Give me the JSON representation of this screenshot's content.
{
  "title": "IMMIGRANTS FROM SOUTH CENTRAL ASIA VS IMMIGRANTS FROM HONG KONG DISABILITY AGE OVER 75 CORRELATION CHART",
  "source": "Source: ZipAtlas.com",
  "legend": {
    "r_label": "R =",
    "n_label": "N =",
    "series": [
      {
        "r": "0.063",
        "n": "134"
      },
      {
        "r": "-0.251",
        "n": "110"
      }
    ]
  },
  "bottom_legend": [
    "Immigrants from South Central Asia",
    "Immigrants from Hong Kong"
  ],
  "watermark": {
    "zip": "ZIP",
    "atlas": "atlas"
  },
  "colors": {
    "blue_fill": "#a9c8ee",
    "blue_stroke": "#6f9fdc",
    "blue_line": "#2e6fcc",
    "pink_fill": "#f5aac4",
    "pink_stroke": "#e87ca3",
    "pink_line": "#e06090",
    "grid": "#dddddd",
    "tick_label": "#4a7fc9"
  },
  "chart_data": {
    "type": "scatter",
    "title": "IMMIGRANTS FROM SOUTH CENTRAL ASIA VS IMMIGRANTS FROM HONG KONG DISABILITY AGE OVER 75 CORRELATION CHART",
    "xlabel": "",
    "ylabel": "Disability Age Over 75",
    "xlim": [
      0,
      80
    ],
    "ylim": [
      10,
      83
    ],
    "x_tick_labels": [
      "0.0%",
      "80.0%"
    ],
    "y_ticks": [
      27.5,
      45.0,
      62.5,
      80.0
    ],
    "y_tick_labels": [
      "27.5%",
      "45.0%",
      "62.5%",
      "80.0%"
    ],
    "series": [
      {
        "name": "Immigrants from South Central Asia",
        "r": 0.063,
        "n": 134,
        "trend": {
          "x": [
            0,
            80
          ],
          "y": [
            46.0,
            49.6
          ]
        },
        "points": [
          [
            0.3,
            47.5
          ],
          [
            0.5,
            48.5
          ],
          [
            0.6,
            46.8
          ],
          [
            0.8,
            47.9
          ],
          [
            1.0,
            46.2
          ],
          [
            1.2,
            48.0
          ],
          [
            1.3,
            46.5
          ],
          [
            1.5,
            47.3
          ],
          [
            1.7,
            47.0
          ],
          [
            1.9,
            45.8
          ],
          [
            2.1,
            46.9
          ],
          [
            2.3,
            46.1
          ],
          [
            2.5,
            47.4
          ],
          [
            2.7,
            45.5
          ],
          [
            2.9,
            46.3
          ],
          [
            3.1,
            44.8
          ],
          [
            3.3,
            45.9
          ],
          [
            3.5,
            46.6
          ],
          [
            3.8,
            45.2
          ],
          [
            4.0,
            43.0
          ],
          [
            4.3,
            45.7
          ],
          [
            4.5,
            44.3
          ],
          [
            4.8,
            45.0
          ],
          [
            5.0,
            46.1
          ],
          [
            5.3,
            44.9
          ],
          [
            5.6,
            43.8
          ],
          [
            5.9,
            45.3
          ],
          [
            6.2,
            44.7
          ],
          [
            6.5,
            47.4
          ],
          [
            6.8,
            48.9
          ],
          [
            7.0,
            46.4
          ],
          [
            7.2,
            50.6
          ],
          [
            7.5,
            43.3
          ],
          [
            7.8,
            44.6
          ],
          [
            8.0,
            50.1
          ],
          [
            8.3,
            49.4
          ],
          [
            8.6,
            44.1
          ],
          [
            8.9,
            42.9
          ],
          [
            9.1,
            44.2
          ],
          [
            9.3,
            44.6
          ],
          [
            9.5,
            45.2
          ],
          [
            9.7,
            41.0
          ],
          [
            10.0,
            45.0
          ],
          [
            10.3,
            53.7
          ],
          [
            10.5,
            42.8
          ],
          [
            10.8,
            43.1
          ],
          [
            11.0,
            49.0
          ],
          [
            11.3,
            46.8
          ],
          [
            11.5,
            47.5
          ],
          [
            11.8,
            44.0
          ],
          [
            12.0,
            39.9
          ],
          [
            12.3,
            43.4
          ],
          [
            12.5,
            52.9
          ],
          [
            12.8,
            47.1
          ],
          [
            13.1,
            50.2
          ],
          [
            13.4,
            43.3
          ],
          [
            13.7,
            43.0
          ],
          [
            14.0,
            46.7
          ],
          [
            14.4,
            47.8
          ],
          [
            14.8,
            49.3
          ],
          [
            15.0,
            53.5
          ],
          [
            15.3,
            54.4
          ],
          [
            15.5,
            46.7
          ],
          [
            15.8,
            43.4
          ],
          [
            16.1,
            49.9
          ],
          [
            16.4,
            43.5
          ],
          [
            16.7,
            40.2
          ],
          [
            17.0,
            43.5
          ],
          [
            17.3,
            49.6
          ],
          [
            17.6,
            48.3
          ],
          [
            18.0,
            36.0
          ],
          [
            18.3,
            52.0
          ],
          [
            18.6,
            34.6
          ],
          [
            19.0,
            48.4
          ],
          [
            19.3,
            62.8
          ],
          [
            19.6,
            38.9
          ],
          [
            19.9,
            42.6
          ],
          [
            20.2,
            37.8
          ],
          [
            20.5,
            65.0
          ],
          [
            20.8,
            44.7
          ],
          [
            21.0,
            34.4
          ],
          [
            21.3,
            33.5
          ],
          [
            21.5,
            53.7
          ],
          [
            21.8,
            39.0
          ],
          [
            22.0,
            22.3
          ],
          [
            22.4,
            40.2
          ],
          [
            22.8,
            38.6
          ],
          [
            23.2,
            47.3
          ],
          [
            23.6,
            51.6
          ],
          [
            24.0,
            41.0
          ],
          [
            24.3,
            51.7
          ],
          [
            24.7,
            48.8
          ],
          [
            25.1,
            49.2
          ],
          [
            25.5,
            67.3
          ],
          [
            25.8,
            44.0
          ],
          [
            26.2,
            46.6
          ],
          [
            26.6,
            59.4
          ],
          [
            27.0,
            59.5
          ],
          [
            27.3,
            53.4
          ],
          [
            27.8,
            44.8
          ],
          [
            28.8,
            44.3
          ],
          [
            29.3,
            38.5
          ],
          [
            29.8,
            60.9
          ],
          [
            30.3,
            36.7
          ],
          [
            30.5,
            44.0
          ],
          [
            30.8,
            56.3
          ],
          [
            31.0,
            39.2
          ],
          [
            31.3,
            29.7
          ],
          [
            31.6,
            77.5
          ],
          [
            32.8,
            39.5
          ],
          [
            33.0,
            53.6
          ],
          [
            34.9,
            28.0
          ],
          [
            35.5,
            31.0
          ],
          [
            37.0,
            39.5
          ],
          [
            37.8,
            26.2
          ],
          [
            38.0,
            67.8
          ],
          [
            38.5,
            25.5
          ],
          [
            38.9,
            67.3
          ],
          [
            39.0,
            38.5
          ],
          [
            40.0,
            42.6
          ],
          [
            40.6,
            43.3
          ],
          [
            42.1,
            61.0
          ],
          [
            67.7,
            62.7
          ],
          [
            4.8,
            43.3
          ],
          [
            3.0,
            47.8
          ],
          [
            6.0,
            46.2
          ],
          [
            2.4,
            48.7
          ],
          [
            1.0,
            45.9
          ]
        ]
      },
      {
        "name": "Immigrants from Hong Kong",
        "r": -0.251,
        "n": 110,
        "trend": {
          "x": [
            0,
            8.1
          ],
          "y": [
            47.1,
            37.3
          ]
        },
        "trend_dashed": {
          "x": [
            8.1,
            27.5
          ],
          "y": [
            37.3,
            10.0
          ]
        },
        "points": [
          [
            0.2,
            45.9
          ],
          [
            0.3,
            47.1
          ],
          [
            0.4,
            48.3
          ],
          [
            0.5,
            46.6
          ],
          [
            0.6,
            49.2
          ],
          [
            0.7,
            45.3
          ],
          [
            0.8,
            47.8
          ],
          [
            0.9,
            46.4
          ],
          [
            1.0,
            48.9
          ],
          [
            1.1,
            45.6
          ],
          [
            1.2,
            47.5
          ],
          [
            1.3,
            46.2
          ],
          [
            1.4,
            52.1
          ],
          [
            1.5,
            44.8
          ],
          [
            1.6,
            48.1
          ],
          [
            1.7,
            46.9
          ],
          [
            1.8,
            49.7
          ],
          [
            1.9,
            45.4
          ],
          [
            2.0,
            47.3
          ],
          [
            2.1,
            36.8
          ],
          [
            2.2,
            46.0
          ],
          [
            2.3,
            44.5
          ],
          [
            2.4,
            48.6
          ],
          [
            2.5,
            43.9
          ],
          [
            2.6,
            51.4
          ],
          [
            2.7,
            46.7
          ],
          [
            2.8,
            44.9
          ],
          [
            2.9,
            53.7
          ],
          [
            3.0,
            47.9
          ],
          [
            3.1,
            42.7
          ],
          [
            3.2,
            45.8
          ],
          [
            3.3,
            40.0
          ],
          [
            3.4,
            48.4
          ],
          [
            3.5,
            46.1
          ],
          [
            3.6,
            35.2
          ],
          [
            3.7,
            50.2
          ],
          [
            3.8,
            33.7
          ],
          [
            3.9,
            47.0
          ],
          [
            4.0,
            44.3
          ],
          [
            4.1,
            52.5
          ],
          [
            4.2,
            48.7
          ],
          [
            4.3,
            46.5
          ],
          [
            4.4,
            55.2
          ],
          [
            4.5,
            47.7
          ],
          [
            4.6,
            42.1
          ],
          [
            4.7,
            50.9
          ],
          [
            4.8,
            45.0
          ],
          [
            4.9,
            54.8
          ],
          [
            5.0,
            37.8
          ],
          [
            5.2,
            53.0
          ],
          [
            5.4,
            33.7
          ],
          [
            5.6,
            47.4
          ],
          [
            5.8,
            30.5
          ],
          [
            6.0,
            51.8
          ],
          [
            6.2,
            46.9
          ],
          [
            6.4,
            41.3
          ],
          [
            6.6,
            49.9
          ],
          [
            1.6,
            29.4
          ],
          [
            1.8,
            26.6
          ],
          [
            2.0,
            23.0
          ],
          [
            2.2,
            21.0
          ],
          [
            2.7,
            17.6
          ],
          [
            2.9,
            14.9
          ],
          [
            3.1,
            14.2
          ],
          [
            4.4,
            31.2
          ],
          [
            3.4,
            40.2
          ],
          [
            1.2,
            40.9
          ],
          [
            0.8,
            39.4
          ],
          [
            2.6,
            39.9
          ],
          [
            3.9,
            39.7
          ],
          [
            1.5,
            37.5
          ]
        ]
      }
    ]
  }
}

## WHAT YOU WILL DO
Copy every line of the records above that contains "title".

## TASK RESPONSE
  "title": "IMMIGRANTS FROM SOUTH CENTRAL ASIA VS IMMIGRANTS FROM HONG KONG DISABILITY AGE OVER 75 CORRELATION CHART",
    "title": "IMMIGRANTS FROM SOUTH CENTRAL ASIA VS IMMIGRANTS FROM HONG KONG DISABILITY AGE OVER 75 CORRELATION CHART",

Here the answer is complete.